- **DIRECTIONS**:
Print the complete set of entries exactly.

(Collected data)
┄┄┄┄┄┄

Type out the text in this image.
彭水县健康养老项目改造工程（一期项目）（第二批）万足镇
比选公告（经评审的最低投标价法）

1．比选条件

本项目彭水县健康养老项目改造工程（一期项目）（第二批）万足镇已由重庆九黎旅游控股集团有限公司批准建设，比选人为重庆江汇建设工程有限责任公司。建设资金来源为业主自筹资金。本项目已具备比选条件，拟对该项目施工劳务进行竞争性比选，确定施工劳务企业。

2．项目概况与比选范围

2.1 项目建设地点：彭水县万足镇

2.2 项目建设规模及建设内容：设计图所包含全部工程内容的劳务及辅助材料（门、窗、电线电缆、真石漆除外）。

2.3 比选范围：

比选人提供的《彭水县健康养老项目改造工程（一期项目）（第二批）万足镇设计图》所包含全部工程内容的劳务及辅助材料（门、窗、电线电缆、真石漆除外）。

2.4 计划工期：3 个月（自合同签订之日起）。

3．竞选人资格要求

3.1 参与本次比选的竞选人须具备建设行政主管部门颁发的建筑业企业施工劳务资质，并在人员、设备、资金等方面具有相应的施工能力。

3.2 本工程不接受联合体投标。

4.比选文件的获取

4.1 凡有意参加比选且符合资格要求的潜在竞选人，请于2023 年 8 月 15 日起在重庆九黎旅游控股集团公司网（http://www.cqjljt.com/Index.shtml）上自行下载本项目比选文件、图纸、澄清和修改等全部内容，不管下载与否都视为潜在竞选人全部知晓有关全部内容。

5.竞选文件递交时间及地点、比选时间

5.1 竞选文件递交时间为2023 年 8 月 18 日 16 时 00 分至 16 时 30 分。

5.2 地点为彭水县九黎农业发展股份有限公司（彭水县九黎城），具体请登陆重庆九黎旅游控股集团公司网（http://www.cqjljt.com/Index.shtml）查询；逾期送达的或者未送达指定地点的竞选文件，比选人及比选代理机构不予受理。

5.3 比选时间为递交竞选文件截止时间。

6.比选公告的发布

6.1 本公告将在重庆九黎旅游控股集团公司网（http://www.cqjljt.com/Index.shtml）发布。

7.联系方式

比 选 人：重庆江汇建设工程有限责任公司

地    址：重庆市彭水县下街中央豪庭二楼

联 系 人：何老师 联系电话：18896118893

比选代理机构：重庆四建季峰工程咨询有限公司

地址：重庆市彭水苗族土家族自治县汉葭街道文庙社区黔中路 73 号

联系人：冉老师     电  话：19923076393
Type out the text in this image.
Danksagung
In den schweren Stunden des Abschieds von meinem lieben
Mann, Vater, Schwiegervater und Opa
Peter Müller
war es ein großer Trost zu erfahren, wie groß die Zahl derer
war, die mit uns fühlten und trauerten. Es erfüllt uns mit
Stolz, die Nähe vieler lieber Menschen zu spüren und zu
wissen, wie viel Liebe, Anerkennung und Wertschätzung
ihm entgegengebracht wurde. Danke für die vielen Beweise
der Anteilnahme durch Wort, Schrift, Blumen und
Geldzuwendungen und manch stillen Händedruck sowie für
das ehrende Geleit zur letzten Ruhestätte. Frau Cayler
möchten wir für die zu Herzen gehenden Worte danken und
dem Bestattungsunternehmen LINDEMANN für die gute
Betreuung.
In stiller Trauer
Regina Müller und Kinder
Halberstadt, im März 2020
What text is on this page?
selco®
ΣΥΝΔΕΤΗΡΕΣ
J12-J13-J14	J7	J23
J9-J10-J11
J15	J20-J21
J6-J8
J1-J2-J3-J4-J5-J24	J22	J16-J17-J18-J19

┄┄┄┄┄┄

- **CORRECT RESULT**:
Type out the text in this image.
彭水县健康养老项目改造工程（一期项目）（第二批）万足镇
比选公告（经评审的最低投标价法）

1．比选条件

本项目彭水县健康养老项目改造工程（一期项目）（第二批）万足镇已由重庆九黎旅游控股集团有限公司批准建设，比选人为重庆江汇建设工程有限责任公司。建设资金来源为业主自筹资金。本项目已具备比选条件，拟对该项目施工劳务进行竞争性比选，确定施工劳务企业。

2．项目概况与比选范围

2.1 项目建设地点：彭水县万足镇

2.2 项目建设规模及建设内容：设计图所包含全部工程内容的劳务及辅助材料（门、窗、电线电缆、真石漆除外）。

2.3 比选范围：

比选人提供的《彭水县健康养老项目改造工程（一期项目）（第二批）万足镇设计图》所包含全部工程内容的劳务及辅助材料（门、窗、电线电缆、真石漆除外）。

2.4 计划工期：3 个月（自合同签订之日起）。

3．竞选人资格要求

3.1 参与本次比选的竞选人须具备建设行政主管部门颁发的建筑业企业施工劳务资质，并在人员、设备、资金等方面具有相应的施工能力。

3.2 本工程不接受联合体投标。

4.比选文件的获取

4.1 凡有意参加比选且符合资格要求的潜在竞选人，请于2023 年 8 月 15 日起在重庆九黎旅游控股集团公司网（http://www.cqjljt.com/Index.shtml）上自行下载本项目比选文件、图纸、澄清和修改等全部内容，不管下载与否都视为潜在竞选人全部知晓有关全部内容。

5.竞选文件递交时间及地点、比选时间

5.1 竞选文件递交时间为2023 年 8 月 18 日 16 时 00 分至 16 时 30 分。

5.2 地点为彭水县九黎农业发展股份有限公司（彭水县九黎城），具体请登陆重庆九黎旅游控股集团公司网（http://www.cqjljt.com/Index.shtml）查询；逾期送达的或者未送达指定地点的竞选文件，比选人及比选代理机构不予受理。

5.3 比选时间为递交竞选文件截止时间。

6.比选公告的发布

6.1 本公告将在重庆九黎旅游控股集团公司网（http://www.cqjljt.com/Index.shtml）发布。

7.联系方式

比 选 人：重庆江汇建设工程有限责任公司

地    址：重庆市彭水县下街中央豪庭二楼

联 系 人：何老师 联系电话：18896118893

比选代理机构：重庆四建季峰工程咨询有限公司

地址：重庆市彭水苗族土家族自治县汉葭街道文庙社区黔中路 73 号

联系人：冉老师     电  话：19923076393
Type out the text in this image.
Danksagung
In den schweren Stunden des Abschieds von meinem lieben
Mann, Vater, Schwiegervater und Opa
Peter Müller
war es ein großer Trost zu erfahren, wie groß die Zahl derer
war, die mit uns fühlten und trauerten. Es erfüllt uns mit
Stolz, die Nähe vieler lieber Menschen zu spüren und zu
wissen, wie viel Liebe, Anerkennung und Wertschätzung
ihm entgegengebracht wurde. Danke für die vielen Beweise
der Anteilnahme durch Wort, Schrift, Blumen und
Geldzuwendungen und manch stillen Händedruck sowie für
das ehrende Geleit zur letzten Ruhestätte. Frau Cayler
möchten wir für die zu Herzen gehenden Worte danken und
dem Bestattungsunternehmen LINDEMANN für die gute
Betreuung.
In stiller Trauer
Regina Müller und Kinder
Halberstadt, im März 2020
What text is on this page?
selco®
ΣΥΝΔΕΤΗΡΕΣ
J12-J13-J14	J7	J23
J9-J10-J11
J15	J20-J21
J6-J8
J1-J2-J3-J4-J5-J24	J22	J16-J17-J18-J19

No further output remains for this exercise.